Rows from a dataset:
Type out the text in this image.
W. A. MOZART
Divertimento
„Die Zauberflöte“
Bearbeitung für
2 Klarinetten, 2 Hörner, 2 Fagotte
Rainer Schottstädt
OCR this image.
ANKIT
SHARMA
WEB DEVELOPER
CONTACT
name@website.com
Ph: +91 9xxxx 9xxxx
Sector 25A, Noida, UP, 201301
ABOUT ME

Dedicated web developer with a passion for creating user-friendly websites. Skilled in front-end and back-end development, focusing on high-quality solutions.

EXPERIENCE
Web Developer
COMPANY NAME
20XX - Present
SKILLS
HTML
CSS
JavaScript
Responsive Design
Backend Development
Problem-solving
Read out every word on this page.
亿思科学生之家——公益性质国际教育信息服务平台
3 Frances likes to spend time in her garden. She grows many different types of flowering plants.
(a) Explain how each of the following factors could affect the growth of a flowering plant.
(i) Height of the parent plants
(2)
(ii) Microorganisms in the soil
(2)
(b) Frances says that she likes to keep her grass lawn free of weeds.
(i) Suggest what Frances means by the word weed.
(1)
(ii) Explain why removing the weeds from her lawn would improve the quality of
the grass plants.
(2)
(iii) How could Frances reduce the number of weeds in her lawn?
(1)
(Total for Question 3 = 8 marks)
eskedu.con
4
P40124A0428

# SHORT PROBLEM:
Copy exactly the lines from the one containing "OCR this image." through the last line of the records, both included, and nothing else.

# REPLY:
OCR this image.
ANKIT
SHARMA
WEB DEVELOPER
CONTACT
name@website.com
Ph: +91 9xxxx 9xxxx
Sector 25A, Noida, UP, 201301
ABOUT ME

Dedicated web developer with a passion for creating user-friendly websites. Skilled in front-end and back-end development, focusing on high-quality solutions.

EXPERIENCE
Web Developer
COMPANY NAME
20XX - Present
SKILLS
HTML
CSS
JavaScript
Responsive Design
Backend Development
Problem-solving
Read out every word on this page.
亿思科学生之家——公益性质国际教育信息服务平台
3 Frances likes to spend time in her garden. She grows many different types of flowering plants.
(a) Explain how each of the following factors could affect the growth of a flowering plant.
(i) Height of the parent plants
(2)
(ii) Microorganisms in the soil
(2)
(b) Frances says that she likes to keep her grass lawn free of weeds.
(i) Suggest what Frances means by the word weed.
(1)
(ii) Explain why removing the weeds from her lawn would improve the quality of
the grass plants.
(2)
(iii) How could Frances reduce the number of weeds in her lawn?
(1)
(Total for Question 3 = 8 marks)
eskedu.con
4
P40124A0428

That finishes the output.